> Exercise: Wherever the string "icon" occurs in a line of these records, report that line.

===== Materials provided

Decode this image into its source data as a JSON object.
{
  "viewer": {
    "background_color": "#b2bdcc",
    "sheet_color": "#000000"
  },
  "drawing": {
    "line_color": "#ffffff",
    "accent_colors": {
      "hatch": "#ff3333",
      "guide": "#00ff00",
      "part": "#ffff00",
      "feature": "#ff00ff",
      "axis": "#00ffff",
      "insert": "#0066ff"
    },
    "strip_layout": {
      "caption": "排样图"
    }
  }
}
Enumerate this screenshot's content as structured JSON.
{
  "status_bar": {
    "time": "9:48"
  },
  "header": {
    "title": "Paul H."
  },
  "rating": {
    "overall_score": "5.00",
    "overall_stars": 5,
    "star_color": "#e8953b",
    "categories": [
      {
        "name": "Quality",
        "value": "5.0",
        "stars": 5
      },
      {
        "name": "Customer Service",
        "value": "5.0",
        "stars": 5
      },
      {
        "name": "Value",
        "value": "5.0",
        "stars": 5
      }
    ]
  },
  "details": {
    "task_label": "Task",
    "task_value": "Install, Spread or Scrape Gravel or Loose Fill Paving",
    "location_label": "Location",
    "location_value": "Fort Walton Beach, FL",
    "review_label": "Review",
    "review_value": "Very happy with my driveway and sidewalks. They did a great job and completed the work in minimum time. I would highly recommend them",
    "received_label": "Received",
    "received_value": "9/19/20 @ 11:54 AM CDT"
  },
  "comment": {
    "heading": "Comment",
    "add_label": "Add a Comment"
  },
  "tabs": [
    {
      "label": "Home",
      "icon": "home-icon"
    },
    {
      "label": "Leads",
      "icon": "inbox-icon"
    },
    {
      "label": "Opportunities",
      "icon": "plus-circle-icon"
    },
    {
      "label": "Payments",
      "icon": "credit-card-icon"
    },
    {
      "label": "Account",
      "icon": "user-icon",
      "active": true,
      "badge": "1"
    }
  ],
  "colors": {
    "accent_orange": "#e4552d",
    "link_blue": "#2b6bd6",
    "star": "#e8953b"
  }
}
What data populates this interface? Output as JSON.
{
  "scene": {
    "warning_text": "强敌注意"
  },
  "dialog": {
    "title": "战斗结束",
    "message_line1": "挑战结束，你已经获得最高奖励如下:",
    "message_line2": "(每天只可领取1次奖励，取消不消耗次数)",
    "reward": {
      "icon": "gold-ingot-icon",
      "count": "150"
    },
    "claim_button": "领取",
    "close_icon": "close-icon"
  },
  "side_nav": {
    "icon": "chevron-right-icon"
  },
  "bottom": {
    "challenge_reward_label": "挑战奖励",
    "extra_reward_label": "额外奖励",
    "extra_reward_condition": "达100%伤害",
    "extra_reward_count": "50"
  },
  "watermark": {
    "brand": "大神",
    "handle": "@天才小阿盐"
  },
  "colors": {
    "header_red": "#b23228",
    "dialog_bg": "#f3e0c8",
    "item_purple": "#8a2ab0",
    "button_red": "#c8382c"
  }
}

==========

> The completed task:
      "icon": "home-icon"
      "icon": "inbox-icon"
      "icon": "plus-circle-icon"
      "icon": "credit-card-icon"
      "icon": "user-icon",
      "icon": "gold-ingot-icon",
    "close_icon": "close-icon"
    "icon": "chevron-right-icon"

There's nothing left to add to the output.